>>>

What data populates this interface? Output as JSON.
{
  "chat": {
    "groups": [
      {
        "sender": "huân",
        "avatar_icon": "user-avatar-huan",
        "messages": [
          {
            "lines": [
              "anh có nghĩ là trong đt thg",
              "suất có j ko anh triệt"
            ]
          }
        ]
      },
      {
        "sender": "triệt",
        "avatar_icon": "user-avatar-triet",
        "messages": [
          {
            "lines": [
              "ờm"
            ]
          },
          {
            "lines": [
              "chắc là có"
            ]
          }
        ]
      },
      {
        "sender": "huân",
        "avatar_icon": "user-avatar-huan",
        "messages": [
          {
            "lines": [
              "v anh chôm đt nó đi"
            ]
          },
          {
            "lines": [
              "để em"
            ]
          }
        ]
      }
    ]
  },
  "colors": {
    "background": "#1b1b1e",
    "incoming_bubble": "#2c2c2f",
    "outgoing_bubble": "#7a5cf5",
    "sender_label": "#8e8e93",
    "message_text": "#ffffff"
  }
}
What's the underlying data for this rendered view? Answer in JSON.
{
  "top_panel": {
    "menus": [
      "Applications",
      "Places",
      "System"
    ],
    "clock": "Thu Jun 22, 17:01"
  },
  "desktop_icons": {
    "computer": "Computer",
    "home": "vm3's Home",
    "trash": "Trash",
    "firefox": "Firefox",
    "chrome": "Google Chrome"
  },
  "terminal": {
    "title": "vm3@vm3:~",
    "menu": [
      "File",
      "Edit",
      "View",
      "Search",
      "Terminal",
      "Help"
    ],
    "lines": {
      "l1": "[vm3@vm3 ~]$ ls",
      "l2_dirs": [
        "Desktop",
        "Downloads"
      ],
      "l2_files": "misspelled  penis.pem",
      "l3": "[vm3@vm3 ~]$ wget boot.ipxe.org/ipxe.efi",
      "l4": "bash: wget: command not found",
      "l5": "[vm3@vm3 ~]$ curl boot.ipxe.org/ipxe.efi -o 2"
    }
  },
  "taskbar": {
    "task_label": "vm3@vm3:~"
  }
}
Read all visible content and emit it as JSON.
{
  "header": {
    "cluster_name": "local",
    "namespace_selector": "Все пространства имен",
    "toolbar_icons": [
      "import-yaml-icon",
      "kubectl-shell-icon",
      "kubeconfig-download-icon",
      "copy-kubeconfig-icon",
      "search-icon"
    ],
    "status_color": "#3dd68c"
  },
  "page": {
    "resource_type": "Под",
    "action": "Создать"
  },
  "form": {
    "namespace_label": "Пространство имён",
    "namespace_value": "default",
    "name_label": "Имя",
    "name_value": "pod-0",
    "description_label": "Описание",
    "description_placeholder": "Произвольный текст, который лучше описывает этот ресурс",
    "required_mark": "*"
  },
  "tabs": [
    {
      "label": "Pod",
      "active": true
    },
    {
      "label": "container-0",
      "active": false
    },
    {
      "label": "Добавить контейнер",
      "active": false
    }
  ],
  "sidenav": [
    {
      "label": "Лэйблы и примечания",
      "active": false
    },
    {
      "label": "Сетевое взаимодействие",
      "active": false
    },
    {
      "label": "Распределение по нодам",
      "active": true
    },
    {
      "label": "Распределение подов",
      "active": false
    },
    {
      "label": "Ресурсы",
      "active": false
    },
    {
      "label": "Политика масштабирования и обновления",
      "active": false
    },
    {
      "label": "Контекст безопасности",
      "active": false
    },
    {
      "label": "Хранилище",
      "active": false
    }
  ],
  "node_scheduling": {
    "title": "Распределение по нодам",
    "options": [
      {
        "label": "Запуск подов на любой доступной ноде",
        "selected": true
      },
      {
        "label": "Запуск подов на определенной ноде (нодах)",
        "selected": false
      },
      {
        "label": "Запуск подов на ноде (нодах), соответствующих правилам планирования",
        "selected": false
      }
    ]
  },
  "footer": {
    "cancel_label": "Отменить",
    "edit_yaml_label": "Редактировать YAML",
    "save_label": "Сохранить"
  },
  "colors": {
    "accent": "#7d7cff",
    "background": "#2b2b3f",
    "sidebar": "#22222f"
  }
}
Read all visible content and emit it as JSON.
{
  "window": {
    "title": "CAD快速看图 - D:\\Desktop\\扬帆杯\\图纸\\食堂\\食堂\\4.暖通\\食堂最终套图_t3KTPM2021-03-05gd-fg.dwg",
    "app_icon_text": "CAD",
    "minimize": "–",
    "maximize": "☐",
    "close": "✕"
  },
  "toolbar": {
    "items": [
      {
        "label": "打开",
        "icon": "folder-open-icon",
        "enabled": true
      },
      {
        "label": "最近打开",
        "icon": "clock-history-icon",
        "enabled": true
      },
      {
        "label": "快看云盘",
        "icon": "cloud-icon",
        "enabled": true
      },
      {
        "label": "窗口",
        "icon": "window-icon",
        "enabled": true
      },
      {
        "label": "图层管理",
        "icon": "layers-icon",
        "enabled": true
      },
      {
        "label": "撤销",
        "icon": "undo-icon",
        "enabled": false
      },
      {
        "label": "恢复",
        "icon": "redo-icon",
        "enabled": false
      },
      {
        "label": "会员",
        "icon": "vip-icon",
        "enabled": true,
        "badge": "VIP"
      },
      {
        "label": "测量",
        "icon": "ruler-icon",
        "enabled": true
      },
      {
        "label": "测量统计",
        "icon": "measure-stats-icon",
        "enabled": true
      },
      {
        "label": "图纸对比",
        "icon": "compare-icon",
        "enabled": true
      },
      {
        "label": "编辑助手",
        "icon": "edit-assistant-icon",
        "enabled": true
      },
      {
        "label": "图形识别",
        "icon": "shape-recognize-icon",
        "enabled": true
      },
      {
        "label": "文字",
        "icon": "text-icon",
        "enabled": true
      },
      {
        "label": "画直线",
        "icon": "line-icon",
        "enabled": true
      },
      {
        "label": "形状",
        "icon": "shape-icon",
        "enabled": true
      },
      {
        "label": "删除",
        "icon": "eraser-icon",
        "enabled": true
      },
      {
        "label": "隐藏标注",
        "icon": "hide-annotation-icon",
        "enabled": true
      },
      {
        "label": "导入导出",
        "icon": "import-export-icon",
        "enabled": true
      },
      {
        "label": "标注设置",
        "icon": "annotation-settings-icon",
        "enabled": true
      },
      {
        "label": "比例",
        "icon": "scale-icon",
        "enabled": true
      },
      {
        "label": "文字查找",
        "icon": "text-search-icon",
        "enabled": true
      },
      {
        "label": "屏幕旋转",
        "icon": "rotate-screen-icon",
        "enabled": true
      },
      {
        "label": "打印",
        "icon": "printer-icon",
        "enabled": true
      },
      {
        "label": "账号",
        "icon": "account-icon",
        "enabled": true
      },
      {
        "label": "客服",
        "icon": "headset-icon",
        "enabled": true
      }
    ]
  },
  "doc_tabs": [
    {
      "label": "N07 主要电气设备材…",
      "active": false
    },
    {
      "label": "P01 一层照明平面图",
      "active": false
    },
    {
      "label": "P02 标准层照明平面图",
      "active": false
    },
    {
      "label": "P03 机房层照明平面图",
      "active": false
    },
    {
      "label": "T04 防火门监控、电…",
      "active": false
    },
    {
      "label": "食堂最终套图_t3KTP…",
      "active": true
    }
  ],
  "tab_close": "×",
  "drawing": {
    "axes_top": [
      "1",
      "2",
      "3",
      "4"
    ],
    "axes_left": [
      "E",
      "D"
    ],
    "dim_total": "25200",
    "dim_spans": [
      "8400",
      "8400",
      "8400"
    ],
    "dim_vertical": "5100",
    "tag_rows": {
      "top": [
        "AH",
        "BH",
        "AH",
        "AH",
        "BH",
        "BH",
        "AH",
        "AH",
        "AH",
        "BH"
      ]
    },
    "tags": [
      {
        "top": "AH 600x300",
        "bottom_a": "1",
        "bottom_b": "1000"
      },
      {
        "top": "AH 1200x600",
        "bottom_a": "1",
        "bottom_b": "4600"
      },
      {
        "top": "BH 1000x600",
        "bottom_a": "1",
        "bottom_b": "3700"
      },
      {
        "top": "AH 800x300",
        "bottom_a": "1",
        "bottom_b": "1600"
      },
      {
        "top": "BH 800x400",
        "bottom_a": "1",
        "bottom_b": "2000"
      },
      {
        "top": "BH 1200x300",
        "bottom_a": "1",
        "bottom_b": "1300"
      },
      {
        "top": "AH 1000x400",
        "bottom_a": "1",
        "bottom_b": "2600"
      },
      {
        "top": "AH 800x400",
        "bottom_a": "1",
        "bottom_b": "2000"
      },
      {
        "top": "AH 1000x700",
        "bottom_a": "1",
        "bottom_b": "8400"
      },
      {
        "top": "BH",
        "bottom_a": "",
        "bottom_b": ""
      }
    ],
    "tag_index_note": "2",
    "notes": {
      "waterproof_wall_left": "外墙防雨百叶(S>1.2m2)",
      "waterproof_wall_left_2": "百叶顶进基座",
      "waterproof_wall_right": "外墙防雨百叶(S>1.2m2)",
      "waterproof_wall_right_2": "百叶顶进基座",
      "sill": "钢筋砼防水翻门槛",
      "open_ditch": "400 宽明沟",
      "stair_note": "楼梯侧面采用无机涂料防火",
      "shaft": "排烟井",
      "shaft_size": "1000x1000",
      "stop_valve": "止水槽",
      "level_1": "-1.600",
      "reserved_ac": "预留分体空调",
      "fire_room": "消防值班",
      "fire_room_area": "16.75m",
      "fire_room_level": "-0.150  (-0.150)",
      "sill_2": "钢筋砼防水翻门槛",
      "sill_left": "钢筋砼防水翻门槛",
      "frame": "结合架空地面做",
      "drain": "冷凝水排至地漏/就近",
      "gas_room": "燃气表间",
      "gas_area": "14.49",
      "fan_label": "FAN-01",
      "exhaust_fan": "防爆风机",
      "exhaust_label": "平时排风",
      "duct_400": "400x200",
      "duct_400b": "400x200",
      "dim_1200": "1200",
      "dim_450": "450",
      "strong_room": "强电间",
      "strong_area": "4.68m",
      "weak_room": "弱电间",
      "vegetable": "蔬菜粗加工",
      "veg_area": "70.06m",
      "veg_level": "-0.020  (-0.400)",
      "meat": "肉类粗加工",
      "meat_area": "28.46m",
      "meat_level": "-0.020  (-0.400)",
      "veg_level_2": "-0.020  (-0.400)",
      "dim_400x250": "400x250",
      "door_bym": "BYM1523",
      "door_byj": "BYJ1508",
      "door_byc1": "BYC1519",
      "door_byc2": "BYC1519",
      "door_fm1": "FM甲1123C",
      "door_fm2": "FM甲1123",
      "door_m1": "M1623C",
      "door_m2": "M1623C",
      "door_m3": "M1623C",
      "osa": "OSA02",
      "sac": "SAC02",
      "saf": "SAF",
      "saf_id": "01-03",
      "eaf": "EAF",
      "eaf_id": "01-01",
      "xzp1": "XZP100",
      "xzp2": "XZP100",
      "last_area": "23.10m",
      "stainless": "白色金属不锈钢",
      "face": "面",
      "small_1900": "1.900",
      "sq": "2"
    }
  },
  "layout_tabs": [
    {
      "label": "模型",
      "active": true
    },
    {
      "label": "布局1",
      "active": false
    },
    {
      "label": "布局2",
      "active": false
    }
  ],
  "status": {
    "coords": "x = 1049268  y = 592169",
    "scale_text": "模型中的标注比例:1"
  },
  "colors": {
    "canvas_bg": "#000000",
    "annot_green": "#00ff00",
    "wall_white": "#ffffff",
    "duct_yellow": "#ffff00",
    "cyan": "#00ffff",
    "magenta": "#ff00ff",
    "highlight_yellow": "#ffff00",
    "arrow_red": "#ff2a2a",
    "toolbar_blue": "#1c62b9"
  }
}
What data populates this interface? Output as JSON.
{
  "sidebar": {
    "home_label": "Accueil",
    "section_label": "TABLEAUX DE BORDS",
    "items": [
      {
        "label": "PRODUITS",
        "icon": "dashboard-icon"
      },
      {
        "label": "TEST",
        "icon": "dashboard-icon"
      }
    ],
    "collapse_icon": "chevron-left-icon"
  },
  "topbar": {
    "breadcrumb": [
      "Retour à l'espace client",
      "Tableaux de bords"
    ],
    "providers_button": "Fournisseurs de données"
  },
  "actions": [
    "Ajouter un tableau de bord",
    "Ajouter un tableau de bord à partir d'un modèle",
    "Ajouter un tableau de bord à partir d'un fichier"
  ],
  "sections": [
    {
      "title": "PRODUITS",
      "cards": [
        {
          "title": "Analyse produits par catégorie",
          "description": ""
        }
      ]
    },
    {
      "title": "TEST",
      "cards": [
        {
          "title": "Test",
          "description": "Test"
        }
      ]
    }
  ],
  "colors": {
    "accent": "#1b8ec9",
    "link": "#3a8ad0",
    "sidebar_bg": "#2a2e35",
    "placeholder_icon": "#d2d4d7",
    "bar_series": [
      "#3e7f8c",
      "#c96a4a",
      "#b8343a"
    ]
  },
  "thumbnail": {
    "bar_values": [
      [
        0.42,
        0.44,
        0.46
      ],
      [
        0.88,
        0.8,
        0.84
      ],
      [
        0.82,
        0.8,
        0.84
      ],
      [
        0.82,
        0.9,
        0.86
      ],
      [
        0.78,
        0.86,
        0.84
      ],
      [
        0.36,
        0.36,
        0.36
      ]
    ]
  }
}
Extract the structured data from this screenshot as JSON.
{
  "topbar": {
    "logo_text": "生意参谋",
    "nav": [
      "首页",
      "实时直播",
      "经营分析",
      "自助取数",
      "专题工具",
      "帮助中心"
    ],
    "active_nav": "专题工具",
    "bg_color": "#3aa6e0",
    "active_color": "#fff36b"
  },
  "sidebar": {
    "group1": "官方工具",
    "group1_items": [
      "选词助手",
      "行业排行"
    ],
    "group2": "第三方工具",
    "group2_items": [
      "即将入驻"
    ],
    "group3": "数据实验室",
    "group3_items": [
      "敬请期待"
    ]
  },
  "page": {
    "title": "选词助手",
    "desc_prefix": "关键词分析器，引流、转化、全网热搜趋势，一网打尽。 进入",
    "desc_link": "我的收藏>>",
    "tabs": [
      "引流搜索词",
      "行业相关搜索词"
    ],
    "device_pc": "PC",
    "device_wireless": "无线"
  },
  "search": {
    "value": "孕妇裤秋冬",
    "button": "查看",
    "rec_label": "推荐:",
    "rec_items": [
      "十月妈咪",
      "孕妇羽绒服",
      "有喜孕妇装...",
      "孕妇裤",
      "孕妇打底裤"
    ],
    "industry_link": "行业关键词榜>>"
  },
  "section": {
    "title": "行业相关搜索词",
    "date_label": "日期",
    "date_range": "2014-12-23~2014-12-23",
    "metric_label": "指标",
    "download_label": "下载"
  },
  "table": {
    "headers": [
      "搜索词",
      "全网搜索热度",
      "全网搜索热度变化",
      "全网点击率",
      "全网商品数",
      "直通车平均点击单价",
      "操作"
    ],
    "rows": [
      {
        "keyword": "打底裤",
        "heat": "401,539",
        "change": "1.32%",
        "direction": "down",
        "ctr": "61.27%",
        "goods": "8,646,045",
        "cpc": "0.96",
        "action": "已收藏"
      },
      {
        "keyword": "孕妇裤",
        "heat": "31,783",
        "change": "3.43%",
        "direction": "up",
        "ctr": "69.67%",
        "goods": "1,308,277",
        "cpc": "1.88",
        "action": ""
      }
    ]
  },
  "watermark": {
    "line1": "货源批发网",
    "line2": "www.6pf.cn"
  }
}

<<<

Work out the count of lines containing the word "import", then write only that count.

Solved problem ->
2